=== Written exercise ===
In the entries below, count each line holding the word "type". Answer with the total alone.

=== Material for this task ===
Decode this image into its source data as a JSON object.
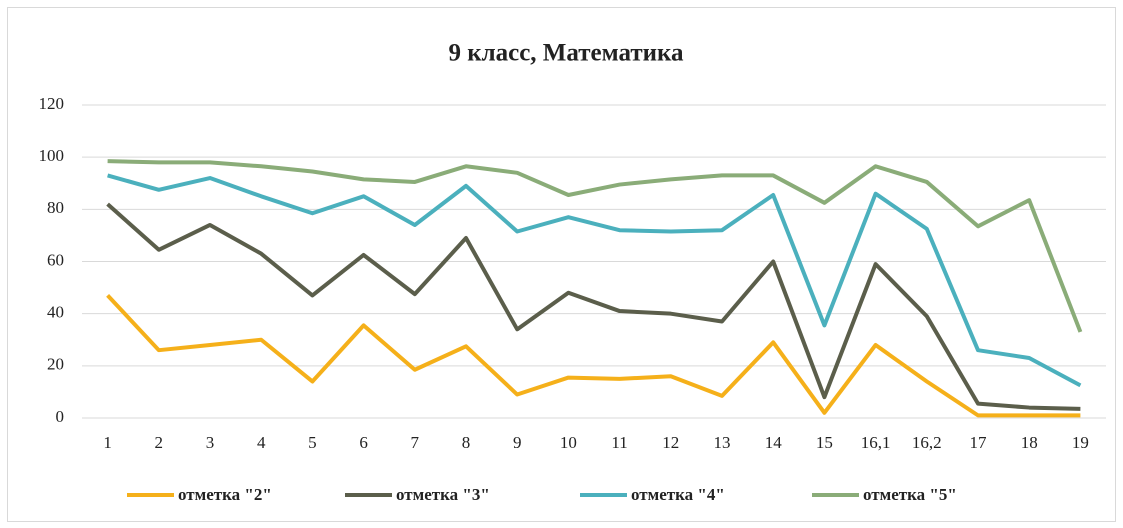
{
  "chart_data": {
    "type": "line",
    "title": "9 класс, Математика",
    "categories": [
      "1",
      "2",
      "3",
      "4",
      "5",
      "6",
      "7",
      "8",
      "9",
      "10",
      "11",
      "12",
      "13",
      "14",
      "15",
      "16,1",
      "16,2",
      "17",
      "18",
      "19"
    ],
    "series": [
      {
        "name": "отметка \"2\"",
        "color": "#f5b01a",
        "values": [
          47,
          26,
          28,
          30,
          14,
          35.5,
          18.5,
          27.5,
          9,
          15.5,
          15,
          16,
          8.5,
          29,
          2,
          28,
          14,
          1,
          1,
          1
        ]
      },
      {
        "name": "отметка \"3\"",
        "color": "#5b5e4b",
        "values": [
          82,
          64.5,
          74,
          63,
          47,
          62.5,
          47.5,
          69,
          34,
          48,
          41,
          40,
          37,
          60,
          8,
          59,
          39,
          5.5,
          4,
          3.5
        ]
      },
      {
        "name": "отметка \"4\"",
        "color": "#4bb0bd",
        "values": [
          93,
          87.5,
          92,
          85,
          78.5,
          85,
          74,
          89,
          71.5,
          77,
          72,
          71.5,
          72,
          85.5,
          35.5,
          86,
          72.5,
          26,
          23,
          12.5
        ]
      },
      {
        "name": "отметка \"5\"",
        "color": "#8aac78",
        "values": [
          98.5,
          98,
          98,
          96.5,
          94.5,
          91.5,
          90.5,
          96.5,
          94,
          85.5,
          89.5,
          91.5,
          93,
          93,
          82.5,
          96.5,
          90.5,
          73.5,
          83.5,
          33
        ]
      }
    ],
    "ylim": [
      0,
      120
    ],
    "yticks": [
      0,
      20,
      40,
      60,
      80,
      100,
      120
    ],
    "grid": true,
    "legend": "bottom"
  }
}
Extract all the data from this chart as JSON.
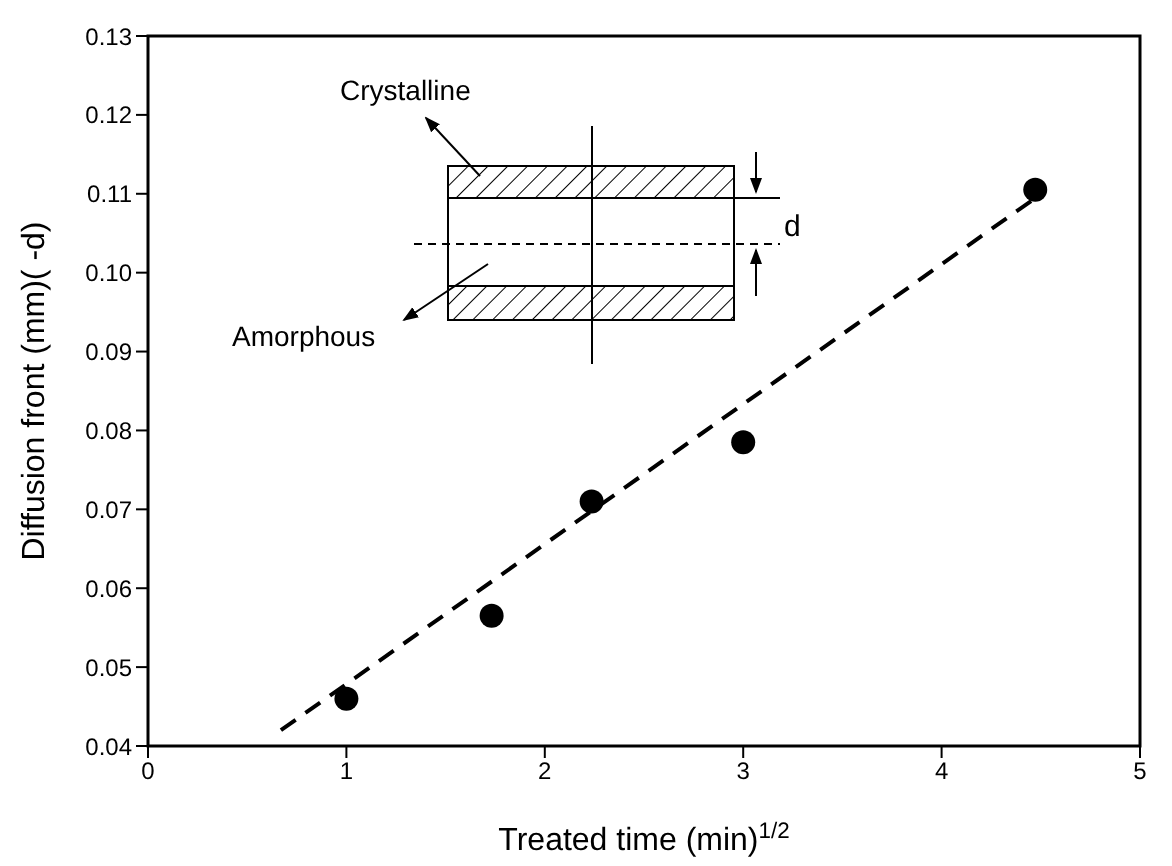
{
  "chart_data": {
    "type": "scatter",
    "xlabel": "Treated time (min)$^{1/2}$",
    "ylabel": "Diffusion front (mm)(   -d)",
    "xlim": [
      0,
      5
    ],
    "xticks": [
      0,
      1,
      2,
      3,
      4,
      5
    ],
    "ylim": [
      0.04,
      0.13
    ],
    "yticks": [
      0.04,
      0.05,
      0.06,
      0.07,
      0.08,
      0.09,
      {
        "value": 0.1,
        "label": "0.10"
      },
      0.11,
      0.12,
      0.13
    ],
    "marker": "circle",
    "series": [
      {
        "type": "scatter",
        "color": "#000000",
        "x": [
          1,
          1.732,
          2.236,
          3,
          4.472
        ],
        "values": [
          0.046,
          0.0565,
          0.071,
          0.0785,
          0.1105
        ]
      },
      {
        "type": "line",
        "color": "#000000",
        "line_style": "dashed",
        "marker": "none",
        "x": [
          0.67,
          4.52
        ],
        "values": [
          0.042,
          0.1103
        ]
      }
    ],
    "annotations": [
      "Crystalline",
      "Amorphous",
      "d"
    ]
  }
}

=== Problem solution ===
4